(Items from a data source)
— Start —

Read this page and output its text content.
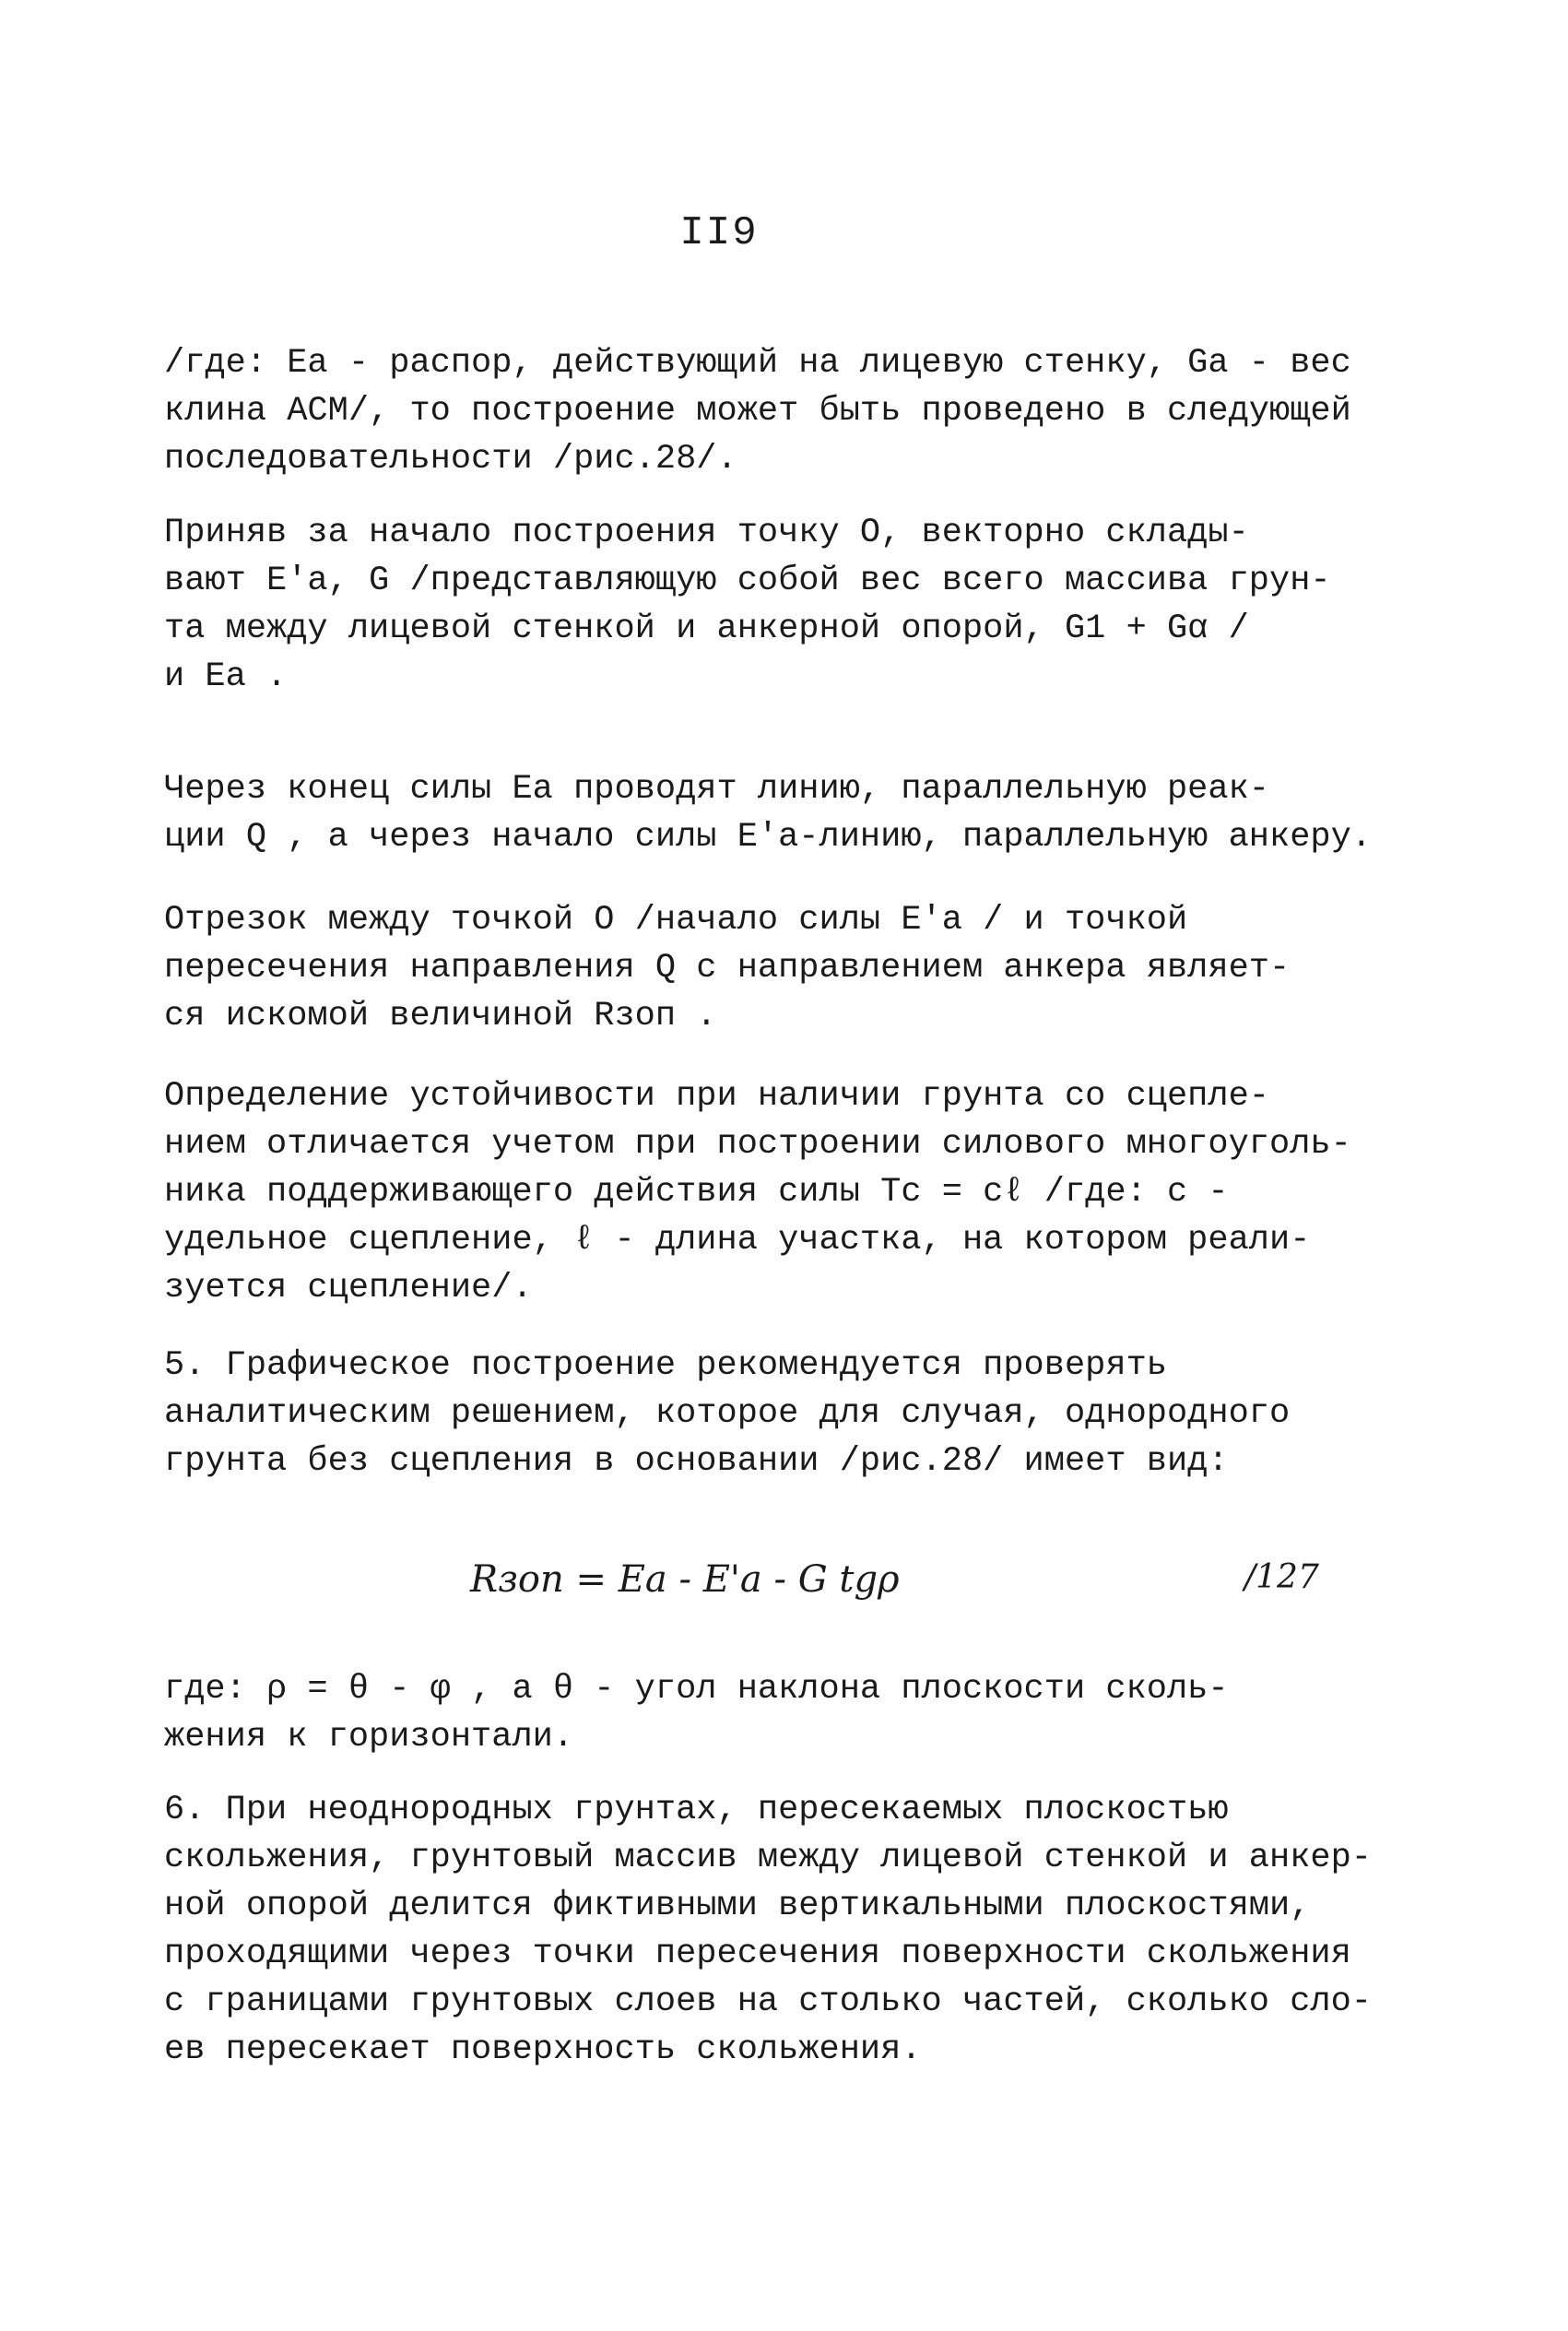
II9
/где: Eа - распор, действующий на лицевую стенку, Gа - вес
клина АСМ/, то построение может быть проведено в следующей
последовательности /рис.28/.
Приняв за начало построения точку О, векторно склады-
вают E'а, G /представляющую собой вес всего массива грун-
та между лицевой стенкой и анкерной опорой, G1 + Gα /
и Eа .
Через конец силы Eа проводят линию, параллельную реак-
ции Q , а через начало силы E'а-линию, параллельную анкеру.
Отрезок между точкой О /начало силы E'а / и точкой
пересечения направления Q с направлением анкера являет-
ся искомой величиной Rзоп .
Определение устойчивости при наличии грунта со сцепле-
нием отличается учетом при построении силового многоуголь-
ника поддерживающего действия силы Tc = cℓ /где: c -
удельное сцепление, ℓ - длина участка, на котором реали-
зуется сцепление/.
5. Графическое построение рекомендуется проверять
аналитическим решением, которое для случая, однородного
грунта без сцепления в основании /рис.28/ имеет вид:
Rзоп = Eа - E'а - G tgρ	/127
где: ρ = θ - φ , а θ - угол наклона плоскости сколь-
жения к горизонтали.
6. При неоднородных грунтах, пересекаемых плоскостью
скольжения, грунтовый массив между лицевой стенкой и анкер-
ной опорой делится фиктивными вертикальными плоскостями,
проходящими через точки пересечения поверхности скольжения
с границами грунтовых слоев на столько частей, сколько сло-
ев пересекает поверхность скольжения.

— End —

### [TASK GOAL]
Quote the records above exactly, leaving out any pictures.

### [ANSWER TO THE TASK]
Read this page and output its text content.
II9
/где: Eа - распор, действующий на лицевую стенку, Gа - вес
клина АСМ/, то построение может быть проведено в следующей
последовательности /рис.28/.
Приняв за начало построения точку О, векторно склады-
вают E'а, G /представляющую собой вес всего массива грун-
та между лицевой стенкой и анкерной опорой, G1 + Gα /
и Eа .
Через конец силы Eа проводят линию, параллельную реак-
ции Q , а через начало силы E'а-линию, параллельную анкеру.
Отрезок между точкой О /начало силы E'а / и точкой
пересечения направления Q с направлением анкера являет-
ся искомой величиной Rзоп .
Определение устойчивости при наличии грунта со сцепле-
нием отличается учетом при построении силового многоуголь-
ника поддерживающего действия силы Tc = cℓ /где: c -
удельное сцепление, ℓ - длина участка, на котором реали-
зуется сцепление/.
5. Графическое построение рекомендуется проверять
аналитическим решением, которое для случая, однородного
грунта без сцепления в основании /рис.28/ имеет вид:
Rзоп = Eа - E'а - G tgρ	/127
где: ρ = θ - φ , а θ - угол наклона плоскости сколь-
жения к горизонтали.
6. При неоднородных грунтах, пересекаемых плоскостью
скольжения, грунтовый массив между лицевой стенкой и анкер-
ной опорой делится фиктивными вертикальными плоскостями,
проходящими через точки пересечения поверхности скольжения
с границами грунтовых слоев на столько частей, сколько сло-
ев пересекает поверхность скольжения.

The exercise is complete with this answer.